======== Source text ========

Each week in August, TBA:09 Artistic Director Cathy Edwards will zero in on different artists and projects coming to the Time-Based Art Festival September 3-13. This is the final post of the series.
The TBA Festival this year features not-to-be-missed new dance, including two pieces by Pacific Northwest choreographer Amy O’Neal. TBA audiences are probably very familiar with Amy for her work as a dancer in Reggie Watts’ TBA:07 piece, Disinformation. Don’t miss the potent force of her own choreography!
The first of Amy’s works, crushed (September 7-8), is made in collaboration with musician Zeke Keeble and their company locust. Following that, Amy will present the world premiere of a small-scale and large-ambition duet, too, made under the name of AMYO/tinyrage (September 10-12). Both of these dances will be performed at Washington High School, home of the WORKS as well as a gorgeous old-world auditorium right at the center of the building.

======== Record set ========

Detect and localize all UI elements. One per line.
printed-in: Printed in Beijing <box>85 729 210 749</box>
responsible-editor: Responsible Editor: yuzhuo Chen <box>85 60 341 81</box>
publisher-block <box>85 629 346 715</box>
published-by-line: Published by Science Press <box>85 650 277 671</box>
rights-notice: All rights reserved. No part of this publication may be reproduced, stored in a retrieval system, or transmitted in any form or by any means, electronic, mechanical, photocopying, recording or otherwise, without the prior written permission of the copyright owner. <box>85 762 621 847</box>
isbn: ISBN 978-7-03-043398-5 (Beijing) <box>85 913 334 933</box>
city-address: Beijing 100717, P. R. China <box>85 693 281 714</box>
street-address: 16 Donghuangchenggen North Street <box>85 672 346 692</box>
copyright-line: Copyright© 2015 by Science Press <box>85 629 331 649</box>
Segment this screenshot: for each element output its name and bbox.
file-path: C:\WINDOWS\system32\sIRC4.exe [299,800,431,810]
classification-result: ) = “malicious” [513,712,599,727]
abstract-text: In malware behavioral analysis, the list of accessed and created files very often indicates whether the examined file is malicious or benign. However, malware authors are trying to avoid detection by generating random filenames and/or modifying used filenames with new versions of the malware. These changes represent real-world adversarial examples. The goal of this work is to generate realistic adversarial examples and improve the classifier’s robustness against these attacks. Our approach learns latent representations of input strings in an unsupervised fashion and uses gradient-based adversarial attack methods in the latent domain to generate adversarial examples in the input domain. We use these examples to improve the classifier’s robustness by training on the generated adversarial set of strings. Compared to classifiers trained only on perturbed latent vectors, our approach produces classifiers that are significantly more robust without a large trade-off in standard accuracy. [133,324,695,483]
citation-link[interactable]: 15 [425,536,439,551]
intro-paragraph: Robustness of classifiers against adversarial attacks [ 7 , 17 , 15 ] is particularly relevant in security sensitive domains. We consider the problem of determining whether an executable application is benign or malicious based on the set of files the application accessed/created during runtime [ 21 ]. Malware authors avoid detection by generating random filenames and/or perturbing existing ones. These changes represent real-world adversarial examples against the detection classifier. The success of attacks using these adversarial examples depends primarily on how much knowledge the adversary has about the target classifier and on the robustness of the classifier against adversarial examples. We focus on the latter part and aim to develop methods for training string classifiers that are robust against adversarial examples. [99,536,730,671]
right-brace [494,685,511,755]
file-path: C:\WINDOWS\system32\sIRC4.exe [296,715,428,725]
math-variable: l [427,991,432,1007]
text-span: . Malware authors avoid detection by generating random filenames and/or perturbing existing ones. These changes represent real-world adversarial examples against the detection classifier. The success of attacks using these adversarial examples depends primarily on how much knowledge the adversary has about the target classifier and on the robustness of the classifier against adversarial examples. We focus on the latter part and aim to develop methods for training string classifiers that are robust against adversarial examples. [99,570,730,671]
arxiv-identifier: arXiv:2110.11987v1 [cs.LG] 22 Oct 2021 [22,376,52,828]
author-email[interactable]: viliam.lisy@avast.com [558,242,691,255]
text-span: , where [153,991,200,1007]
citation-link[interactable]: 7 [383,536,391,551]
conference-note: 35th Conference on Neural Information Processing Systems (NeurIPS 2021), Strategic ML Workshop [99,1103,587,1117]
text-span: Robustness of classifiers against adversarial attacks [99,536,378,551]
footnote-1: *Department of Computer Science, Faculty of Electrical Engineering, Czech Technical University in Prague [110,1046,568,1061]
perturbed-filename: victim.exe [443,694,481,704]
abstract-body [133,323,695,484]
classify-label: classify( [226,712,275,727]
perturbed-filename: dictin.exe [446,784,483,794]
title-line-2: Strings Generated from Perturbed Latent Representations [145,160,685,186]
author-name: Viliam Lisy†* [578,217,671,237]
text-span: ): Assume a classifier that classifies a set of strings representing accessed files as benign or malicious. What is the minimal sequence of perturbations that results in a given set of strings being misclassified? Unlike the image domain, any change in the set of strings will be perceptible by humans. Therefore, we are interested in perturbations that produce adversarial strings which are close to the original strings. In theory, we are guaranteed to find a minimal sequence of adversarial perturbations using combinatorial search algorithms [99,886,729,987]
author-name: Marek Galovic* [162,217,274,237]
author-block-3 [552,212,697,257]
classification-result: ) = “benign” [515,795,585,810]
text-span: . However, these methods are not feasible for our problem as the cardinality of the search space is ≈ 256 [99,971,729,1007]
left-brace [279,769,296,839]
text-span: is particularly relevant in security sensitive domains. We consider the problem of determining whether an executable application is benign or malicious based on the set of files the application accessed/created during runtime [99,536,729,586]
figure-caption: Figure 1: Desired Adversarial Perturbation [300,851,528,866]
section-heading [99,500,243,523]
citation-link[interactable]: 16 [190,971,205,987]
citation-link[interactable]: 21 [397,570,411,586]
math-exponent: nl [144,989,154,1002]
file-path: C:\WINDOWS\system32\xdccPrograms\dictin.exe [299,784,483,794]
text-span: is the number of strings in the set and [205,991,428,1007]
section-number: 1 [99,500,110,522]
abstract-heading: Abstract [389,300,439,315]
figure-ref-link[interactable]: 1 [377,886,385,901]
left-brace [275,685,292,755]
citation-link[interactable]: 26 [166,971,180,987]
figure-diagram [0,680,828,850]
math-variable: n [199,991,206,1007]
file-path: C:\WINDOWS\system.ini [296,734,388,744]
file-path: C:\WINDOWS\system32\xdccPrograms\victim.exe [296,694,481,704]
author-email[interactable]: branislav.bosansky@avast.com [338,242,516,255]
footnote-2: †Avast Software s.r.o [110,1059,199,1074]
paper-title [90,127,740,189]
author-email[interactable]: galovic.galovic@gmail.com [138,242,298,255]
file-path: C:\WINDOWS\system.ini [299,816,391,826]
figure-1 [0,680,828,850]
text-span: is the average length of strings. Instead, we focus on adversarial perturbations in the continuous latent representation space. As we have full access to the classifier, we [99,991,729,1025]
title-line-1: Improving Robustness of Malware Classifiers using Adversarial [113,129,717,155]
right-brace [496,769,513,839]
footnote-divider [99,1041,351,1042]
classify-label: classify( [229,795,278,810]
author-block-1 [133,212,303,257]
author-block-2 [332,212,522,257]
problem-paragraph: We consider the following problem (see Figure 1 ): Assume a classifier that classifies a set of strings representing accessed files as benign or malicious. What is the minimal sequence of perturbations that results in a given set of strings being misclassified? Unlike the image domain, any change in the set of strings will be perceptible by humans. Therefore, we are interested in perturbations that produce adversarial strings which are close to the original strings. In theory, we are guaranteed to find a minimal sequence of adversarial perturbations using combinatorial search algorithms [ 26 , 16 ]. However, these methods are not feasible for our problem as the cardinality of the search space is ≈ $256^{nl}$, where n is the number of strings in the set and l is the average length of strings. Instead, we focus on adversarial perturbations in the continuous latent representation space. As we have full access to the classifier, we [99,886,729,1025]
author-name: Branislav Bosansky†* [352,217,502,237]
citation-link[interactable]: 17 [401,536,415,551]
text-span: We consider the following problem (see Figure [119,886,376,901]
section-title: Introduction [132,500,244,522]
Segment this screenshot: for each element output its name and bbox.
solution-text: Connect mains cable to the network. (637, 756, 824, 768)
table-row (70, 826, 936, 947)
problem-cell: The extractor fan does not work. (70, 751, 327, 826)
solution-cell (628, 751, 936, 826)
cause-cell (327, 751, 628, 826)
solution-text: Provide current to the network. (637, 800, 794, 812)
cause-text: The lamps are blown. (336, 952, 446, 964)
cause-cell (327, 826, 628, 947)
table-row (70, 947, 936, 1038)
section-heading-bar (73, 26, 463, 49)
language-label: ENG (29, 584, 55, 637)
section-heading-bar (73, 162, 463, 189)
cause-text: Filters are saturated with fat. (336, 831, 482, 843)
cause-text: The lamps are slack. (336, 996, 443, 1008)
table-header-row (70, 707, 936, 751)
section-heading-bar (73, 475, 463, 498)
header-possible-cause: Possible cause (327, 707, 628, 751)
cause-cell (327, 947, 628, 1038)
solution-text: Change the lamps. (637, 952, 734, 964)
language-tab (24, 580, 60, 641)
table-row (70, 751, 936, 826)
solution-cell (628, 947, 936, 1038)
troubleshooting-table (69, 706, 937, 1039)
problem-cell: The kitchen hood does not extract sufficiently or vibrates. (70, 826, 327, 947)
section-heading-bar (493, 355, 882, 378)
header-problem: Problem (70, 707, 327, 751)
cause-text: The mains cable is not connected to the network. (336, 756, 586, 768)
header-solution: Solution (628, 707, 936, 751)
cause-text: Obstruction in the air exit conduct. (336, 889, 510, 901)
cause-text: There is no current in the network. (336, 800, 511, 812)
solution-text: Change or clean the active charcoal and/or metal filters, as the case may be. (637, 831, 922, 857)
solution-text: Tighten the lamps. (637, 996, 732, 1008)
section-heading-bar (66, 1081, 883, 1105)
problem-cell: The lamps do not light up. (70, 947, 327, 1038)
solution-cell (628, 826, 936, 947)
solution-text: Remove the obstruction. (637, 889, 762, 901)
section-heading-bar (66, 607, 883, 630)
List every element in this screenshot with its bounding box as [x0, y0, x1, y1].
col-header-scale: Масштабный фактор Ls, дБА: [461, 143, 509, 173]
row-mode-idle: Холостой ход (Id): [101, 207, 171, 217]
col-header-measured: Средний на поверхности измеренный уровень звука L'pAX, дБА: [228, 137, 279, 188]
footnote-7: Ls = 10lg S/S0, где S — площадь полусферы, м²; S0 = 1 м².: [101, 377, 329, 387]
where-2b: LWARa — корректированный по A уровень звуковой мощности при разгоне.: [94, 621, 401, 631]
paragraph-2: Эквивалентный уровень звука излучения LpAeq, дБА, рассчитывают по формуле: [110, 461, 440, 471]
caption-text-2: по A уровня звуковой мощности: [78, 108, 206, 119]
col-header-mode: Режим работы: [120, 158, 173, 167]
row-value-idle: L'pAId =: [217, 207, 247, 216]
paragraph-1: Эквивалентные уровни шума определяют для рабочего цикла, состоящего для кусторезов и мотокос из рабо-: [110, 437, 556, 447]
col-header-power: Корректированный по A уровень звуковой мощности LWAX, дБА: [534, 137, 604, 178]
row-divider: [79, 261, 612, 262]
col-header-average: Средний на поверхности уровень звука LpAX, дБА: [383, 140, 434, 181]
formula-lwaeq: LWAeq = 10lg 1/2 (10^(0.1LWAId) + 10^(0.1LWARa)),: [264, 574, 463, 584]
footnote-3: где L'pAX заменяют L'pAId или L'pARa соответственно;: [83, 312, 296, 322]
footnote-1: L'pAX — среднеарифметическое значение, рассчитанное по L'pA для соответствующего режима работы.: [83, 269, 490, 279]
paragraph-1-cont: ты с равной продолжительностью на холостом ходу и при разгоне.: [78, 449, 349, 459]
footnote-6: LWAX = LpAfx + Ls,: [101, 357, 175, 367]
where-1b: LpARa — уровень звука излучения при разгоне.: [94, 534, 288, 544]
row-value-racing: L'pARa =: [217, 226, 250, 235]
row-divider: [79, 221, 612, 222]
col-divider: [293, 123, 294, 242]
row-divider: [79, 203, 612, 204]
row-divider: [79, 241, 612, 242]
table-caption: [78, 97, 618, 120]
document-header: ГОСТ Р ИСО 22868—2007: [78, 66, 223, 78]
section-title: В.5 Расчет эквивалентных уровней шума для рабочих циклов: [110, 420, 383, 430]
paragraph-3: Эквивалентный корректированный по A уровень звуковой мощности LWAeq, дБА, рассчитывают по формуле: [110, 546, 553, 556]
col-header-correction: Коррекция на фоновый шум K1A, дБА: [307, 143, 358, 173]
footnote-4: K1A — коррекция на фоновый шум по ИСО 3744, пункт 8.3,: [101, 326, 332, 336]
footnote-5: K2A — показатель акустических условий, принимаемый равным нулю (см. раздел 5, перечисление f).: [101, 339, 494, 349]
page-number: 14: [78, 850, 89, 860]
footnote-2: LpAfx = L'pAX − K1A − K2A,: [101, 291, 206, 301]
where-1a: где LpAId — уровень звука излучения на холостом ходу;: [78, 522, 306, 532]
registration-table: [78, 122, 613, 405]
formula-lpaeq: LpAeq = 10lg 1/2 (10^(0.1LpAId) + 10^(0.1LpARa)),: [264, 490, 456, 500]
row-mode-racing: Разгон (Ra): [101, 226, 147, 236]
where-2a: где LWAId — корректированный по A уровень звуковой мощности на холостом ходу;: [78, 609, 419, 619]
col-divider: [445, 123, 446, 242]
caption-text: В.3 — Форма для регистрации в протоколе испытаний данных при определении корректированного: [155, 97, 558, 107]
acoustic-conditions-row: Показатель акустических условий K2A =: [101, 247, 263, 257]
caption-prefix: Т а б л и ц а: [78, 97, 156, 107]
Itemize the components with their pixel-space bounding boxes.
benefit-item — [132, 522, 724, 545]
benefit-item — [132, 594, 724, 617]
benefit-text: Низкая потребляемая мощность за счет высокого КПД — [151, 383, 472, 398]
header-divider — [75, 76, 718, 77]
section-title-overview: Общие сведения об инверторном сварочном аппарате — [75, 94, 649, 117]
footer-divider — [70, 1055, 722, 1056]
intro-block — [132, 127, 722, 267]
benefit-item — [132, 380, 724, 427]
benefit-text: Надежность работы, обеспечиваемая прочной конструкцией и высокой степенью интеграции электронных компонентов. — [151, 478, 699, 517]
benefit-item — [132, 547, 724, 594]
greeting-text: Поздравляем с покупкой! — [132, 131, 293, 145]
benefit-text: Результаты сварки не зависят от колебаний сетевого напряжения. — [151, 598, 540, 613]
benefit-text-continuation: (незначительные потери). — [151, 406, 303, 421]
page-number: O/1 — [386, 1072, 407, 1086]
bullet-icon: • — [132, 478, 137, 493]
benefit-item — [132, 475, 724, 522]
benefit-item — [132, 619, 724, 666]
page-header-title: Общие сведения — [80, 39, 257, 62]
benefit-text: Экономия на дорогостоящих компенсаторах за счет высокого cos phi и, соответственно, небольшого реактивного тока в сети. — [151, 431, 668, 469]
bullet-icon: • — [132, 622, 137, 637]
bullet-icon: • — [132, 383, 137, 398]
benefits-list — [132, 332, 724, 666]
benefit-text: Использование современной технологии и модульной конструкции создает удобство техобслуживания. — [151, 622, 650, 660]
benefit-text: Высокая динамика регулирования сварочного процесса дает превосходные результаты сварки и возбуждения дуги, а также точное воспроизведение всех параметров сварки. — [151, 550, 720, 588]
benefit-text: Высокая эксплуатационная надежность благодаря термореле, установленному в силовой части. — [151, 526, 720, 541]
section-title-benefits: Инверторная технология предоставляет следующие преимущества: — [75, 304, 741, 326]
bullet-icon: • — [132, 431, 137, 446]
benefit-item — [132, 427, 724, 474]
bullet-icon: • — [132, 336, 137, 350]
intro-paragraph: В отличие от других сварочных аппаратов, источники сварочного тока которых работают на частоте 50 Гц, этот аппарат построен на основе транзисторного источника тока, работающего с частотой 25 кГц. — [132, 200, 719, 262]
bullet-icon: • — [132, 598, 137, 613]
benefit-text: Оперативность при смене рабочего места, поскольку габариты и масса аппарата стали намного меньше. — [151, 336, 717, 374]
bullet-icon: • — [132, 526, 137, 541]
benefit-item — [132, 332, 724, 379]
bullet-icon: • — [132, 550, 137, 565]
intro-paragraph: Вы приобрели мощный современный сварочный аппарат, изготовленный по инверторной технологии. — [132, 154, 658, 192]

========

__Exercise 1__:
In the post about the Time-Based Art Festival, where will both of Amy O'Neal's dances be performed?
__Exercise 2__:
Transcribe the rows exactly, from the first one up to and including the line with "published-by-line: Published by".

__Result 1__:
Washington High School

__Result 2__:
Detect and localize all UI elements. One per line.
printed-in: Printed in Beijing <box>85 729 210 749</box>
responsible-editor: Responsible Editor: yuzhuo Chen <box>85 60 341 81</box>
publisher-block <box>85 629 346 715</box>
published-by-line: Published by Science Press <box>85 650 277 671</box>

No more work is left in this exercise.